**ENTRIES PROVIDED**
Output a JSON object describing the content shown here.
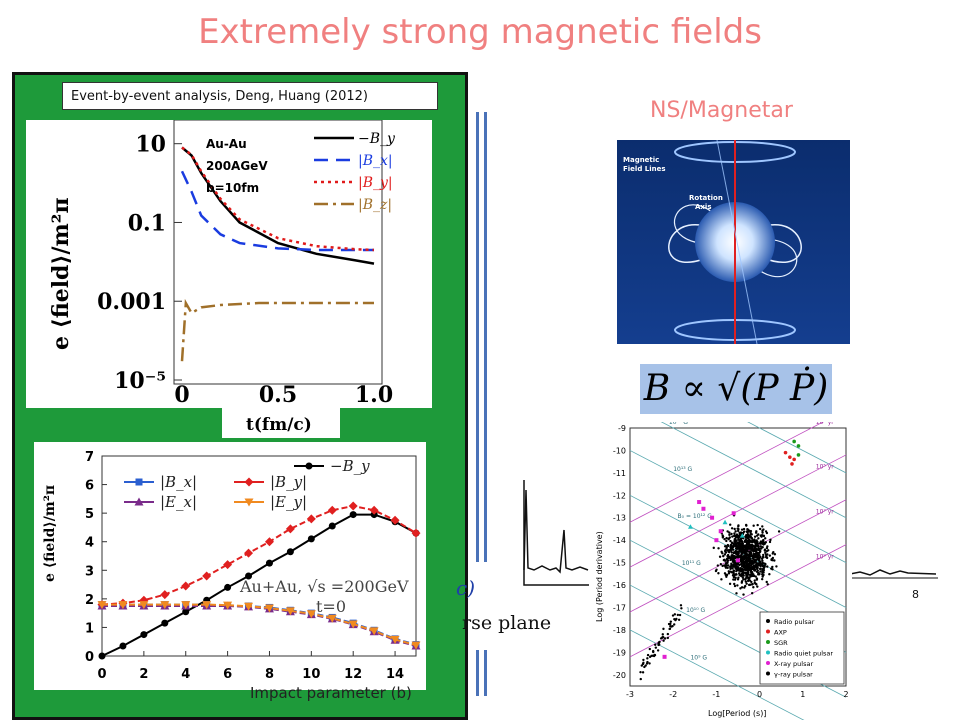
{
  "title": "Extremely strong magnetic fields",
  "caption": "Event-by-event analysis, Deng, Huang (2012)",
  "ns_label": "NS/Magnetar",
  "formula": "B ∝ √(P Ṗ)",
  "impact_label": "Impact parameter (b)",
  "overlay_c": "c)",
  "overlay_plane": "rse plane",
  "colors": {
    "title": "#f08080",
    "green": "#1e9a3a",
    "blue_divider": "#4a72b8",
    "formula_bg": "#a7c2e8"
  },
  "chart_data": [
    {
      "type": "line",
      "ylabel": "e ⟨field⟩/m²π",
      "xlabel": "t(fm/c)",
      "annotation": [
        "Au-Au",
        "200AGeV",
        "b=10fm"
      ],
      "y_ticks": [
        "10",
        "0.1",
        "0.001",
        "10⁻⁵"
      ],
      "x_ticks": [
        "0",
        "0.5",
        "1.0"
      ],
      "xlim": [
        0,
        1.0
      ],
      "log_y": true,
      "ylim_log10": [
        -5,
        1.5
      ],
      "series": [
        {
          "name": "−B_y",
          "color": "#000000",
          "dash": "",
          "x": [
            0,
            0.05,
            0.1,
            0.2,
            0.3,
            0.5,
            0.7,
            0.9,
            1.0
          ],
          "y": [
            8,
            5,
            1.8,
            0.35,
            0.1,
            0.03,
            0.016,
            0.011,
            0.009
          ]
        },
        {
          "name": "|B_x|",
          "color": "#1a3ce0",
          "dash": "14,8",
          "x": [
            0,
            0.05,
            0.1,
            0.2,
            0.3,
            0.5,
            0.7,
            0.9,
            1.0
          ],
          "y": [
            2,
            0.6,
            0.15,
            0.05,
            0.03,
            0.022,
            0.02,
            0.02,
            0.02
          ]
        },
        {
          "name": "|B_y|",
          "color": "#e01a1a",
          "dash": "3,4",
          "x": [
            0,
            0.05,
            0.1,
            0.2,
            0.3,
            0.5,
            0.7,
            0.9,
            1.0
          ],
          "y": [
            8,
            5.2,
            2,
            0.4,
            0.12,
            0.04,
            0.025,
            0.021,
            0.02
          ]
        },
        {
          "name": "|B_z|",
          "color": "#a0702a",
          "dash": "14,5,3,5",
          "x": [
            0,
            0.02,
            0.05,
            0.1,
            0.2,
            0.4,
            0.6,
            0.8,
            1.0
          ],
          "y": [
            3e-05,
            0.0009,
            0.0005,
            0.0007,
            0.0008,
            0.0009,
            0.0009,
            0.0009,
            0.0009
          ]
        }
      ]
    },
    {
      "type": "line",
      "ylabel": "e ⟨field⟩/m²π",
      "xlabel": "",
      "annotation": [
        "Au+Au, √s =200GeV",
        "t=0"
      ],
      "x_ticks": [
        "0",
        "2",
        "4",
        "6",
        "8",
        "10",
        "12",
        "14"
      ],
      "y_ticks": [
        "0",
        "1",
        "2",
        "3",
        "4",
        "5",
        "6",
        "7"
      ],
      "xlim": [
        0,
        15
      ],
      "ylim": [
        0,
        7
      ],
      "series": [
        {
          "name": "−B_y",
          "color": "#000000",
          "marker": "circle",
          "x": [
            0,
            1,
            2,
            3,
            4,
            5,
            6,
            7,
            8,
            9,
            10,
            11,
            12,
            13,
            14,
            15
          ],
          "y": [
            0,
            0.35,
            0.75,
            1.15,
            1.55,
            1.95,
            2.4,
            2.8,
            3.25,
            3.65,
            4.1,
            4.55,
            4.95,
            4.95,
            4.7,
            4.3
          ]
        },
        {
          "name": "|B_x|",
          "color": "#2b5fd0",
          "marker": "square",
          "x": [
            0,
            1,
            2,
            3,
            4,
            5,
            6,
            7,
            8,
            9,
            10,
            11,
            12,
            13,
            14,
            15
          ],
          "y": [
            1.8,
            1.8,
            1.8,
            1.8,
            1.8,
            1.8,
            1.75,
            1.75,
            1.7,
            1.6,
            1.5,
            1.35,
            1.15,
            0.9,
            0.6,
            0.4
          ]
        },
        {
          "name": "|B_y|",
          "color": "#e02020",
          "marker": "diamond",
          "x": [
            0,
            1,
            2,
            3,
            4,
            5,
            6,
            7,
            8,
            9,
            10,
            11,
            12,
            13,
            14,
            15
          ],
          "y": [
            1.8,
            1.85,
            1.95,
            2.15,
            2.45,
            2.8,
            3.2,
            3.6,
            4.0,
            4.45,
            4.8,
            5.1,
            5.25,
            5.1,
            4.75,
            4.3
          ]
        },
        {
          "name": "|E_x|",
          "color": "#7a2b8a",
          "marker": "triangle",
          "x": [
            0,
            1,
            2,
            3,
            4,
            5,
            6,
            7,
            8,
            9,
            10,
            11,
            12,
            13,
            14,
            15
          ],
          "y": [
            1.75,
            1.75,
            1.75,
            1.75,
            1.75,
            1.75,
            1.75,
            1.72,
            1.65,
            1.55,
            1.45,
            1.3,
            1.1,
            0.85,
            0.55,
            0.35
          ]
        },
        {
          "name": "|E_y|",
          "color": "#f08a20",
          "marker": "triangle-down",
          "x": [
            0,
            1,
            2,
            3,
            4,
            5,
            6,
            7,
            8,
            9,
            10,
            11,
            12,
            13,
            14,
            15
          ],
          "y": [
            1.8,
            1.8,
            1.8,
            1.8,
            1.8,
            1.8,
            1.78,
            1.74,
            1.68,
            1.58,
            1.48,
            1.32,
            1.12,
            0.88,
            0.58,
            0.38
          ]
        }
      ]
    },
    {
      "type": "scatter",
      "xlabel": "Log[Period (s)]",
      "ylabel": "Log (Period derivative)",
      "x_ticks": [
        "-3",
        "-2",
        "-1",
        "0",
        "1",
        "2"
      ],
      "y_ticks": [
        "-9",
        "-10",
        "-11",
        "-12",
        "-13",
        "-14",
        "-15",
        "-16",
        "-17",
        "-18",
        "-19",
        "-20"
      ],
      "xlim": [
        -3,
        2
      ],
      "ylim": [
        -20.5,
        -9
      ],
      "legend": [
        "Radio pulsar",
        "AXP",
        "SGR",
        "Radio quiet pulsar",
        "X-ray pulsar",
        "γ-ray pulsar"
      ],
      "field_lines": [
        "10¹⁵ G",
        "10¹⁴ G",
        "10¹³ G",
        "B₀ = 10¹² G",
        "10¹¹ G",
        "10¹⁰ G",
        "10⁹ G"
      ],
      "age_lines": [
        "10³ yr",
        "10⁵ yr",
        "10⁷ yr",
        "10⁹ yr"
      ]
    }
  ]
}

**WHAT THE TASK REQUIRES**
Your task is to collect every line above that contains the word "title".

**EXERCISE RESPONSE**
  "title": "Extremely strong magnetic fields",
    "title": "#f08080",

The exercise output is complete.